• _Problem statement_
Filter the records below down to lines containing "Output".

• _Data supplied_
════════════════════

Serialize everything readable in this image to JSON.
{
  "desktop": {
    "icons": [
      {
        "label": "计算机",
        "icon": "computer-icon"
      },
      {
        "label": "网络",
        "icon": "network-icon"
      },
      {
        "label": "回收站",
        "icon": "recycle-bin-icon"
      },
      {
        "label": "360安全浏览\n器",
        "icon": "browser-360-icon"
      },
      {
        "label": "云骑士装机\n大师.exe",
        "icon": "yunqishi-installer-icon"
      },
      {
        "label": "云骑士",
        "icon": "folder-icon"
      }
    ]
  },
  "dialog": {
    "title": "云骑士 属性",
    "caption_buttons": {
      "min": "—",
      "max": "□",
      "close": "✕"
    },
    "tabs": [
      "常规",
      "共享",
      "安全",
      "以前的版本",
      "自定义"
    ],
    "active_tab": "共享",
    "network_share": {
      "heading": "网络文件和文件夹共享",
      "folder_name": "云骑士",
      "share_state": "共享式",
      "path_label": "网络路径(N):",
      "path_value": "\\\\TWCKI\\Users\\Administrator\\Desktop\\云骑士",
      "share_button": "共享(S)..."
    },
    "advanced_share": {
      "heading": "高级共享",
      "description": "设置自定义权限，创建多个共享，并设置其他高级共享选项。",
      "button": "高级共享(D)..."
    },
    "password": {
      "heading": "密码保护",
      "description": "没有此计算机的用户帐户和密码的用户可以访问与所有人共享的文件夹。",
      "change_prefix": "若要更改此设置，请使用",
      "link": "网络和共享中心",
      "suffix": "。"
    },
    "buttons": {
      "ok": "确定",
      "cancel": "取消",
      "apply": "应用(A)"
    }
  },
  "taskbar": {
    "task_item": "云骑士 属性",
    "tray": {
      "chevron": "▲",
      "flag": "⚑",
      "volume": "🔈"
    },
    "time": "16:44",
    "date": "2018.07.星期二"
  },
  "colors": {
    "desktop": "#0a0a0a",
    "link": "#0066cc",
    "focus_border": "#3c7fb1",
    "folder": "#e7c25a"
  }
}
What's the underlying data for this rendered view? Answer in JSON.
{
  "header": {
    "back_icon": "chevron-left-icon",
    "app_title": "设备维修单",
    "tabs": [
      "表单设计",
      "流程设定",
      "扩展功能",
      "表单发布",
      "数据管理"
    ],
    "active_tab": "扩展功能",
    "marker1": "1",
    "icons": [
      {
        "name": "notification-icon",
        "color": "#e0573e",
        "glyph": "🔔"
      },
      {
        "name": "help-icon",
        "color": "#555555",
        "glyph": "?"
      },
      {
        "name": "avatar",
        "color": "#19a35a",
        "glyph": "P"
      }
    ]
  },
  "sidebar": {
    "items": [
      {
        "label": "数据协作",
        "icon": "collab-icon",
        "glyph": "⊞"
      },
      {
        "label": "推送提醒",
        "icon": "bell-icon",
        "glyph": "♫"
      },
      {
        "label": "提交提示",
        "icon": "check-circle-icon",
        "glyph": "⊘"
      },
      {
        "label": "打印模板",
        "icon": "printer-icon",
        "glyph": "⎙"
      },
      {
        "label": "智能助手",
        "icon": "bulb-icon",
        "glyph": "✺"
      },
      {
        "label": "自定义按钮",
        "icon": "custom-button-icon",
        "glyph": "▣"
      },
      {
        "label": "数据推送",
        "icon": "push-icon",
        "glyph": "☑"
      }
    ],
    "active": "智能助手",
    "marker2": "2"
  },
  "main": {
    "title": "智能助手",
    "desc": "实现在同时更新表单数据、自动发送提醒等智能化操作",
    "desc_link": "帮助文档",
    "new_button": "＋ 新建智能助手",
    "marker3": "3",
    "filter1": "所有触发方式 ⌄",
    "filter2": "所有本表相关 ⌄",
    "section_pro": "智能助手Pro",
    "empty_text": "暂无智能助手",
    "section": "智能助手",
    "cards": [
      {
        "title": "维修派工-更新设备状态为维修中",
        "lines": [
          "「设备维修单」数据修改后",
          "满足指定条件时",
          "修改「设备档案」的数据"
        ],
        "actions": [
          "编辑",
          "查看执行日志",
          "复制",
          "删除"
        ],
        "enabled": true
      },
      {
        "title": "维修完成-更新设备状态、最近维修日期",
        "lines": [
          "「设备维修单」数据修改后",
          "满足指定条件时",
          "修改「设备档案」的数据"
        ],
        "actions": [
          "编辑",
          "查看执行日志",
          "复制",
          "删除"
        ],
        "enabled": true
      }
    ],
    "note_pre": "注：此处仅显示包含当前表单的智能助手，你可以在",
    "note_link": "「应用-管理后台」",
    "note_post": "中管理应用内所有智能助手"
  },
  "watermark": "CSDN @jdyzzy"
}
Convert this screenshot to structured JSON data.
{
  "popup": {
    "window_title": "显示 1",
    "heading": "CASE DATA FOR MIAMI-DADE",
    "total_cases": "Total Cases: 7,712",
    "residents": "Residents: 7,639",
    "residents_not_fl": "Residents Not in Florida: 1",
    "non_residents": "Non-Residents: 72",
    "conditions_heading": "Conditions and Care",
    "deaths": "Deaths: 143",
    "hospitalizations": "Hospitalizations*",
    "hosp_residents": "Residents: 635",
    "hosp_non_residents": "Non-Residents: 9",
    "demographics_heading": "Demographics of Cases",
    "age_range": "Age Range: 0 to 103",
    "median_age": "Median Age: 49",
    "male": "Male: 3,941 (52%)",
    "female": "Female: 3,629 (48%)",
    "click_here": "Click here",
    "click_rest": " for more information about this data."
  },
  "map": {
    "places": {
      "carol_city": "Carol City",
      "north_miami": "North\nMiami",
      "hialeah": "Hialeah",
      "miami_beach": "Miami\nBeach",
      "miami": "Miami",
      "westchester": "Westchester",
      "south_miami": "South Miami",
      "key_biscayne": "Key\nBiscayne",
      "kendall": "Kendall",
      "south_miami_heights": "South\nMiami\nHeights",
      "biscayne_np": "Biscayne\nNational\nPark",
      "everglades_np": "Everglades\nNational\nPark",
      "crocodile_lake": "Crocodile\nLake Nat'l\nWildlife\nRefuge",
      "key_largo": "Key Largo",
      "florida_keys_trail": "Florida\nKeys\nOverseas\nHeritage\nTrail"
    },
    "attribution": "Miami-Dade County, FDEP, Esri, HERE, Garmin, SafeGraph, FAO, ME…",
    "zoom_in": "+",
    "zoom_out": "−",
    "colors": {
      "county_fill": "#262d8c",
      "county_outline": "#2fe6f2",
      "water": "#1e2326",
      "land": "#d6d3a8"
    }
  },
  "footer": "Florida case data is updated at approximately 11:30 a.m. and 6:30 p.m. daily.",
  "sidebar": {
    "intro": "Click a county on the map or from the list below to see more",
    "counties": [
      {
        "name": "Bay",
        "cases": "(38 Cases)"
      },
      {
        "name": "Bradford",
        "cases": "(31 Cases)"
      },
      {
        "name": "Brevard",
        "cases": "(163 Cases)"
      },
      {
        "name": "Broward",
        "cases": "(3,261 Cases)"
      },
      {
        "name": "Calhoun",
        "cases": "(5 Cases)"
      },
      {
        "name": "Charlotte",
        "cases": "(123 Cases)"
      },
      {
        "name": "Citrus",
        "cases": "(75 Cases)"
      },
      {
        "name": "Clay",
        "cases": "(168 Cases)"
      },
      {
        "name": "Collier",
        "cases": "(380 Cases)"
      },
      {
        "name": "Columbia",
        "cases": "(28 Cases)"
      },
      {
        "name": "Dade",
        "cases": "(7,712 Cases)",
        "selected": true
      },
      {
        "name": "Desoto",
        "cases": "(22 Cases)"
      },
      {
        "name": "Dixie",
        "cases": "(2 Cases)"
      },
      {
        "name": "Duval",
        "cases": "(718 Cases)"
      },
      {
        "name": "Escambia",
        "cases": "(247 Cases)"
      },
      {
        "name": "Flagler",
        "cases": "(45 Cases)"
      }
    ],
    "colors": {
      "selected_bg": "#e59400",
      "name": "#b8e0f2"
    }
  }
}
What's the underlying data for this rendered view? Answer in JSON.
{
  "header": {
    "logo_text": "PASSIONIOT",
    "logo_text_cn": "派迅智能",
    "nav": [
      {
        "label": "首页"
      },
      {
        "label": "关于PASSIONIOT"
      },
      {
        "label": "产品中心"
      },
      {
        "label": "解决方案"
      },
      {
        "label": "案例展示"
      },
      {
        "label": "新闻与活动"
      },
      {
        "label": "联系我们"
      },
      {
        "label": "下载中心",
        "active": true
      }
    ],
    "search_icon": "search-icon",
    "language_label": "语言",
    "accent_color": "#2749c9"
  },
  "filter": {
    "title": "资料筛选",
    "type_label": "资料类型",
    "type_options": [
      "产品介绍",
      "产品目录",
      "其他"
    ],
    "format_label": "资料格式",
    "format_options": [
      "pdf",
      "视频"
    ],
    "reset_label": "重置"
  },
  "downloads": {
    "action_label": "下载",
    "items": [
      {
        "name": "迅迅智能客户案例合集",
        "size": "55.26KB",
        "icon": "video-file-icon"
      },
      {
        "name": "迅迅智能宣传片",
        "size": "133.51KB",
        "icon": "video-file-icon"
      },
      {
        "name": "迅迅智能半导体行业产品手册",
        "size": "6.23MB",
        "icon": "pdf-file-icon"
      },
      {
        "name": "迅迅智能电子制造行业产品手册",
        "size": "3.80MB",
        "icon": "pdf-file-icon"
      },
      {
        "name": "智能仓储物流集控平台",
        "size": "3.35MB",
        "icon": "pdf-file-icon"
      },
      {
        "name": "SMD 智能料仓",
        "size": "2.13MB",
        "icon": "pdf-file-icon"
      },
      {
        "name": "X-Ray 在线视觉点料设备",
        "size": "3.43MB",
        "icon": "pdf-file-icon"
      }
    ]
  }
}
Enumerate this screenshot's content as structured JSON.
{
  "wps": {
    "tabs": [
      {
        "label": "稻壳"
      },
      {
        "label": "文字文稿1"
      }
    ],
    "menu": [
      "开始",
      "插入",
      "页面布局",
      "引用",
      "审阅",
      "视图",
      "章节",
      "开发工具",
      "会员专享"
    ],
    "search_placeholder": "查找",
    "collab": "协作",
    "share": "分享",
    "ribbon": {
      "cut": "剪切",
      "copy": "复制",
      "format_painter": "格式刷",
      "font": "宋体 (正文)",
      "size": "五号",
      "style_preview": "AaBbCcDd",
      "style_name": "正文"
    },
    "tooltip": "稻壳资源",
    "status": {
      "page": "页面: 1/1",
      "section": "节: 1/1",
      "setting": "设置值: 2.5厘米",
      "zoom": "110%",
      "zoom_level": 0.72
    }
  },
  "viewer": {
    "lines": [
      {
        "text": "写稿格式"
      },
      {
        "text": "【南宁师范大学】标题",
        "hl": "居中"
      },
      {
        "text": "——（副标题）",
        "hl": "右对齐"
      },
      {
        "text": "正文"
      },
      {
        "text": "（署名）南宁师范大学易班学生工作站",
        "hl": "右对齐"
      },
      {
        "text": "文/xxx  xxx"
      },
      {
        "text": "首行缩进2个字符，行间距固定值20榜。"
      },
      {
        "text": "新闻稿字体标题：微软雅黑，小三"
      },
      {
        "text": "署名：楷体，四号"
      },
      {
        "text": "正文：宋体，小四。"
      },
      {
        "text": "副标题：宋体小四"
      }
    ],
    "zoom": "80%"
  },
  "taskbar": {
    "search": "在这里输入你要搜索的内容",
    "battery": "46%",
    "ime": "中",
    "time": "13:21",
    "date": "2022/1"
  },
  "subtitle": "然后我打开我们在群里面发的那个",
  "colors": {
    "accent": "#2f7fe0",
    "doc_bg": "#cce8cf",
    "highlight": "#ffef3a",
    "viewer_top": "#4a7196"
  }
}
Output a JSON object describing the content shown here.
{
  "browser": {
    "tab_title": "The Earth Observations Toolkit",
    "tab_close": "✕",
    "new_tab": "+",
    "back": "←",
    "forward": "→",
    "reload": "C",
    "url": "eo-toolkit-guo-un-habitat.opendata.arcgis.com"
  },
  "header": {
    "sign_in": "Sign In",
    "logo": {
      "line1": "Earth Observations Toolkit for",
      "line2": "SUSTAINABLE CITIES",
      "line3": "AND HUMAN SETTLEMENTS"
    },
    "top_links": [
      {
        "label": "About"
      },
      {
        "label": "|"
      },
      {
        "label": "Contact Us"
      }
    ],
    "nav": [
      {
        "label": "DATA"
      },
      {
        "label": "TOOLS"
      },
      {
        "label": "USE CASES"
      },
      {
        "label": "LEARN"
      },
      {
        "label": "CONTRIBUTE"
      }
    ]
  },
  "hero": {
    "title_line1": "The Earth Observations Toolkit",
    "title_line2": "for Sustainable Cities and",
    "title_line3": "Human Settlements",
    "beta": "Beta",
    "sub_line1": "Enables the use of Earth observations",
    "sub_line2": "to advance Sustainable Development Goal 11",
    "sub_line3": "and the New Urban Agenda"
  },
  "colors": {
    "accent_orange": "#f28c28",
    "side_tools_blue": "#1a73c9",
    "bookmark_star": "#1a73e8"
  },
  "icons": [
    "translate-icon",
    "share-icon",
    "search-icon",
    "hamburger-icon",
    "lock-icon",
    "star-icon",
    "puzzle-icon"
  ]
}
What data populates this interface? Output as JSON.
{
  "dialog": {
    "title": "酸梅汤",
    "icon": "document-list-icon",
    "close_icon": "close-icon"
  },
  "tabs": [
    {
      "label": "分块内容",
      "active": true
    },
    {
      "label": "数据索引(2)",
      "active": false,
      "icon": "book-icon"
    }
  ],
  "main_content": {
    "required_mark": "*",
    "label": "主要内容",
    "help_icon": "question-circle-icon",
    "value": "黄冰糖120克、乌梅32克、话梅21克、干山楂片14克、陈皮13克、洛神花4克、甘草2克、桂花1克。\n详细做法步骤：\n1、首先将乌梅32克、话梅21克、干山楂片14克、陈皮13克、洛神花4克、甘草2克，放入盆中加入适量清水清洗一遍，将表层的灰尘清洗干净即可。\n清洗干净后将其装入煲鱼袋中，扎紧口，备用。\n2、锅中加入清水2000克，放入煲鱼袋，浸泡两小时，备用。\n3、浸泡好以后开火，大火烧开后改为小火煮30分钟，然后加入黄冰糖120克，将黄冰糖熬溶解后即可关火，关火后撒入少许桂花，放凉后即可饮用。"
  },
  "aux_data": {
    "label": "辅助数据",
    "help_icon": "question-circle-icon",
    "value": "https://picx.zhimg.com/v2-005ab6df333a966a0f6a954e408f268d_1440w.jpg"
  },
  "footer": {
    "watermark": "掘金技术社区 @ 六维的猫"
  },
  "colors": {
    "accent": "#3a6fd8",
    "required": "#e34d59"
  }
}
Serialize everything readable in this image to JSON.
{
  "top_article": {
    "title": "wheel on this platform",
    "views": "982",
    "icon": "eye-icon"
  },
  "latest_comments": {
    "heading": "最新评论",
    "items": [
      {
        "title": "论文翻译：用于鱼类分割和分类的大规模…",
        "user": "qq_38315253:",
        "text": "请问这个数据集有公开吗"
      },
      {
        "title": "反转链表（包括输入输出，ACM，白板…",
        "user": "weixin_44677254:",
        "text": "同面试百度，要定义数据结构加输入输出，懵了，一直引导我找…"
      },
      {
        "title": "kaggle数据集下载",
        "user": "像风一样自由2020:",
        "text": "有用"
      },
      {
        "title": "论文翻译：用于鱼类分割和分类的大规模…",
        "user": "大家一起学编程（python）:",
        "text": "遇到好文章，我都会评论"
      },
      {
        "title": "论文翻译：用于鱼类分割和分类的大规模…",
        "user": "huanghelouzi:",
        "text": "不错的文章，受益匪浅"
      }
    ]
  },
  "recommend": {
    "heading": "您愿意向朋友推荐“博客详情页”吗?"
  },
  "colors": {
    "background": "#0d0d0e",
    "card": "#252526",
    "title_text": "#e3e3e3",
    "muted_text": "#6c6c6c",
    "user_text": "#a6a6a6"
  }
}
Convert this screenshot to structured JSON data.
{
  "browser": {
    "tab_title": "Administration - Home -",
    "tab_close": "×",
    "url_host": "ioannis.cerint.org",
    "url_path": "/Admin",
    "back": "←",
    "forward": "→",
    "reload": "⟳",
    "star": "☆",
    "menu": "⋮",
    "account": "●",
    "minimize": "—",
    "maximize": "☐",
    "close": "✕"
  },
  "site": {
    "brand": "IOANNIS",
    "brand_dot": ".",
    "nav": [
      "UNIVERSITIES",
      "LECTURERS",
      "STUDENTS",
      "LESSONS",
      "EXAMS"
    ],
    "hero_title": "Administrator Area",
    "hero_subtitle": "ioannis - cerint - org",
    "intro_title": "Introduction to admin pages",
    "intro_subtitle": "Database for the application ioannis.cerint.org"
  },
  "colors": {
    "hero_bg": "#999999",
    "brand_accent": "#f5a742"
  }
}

════════════════════

• _Solution for this problem_
Output a JSON object describing the content shown here.
What data populates this interface? Output as JSON.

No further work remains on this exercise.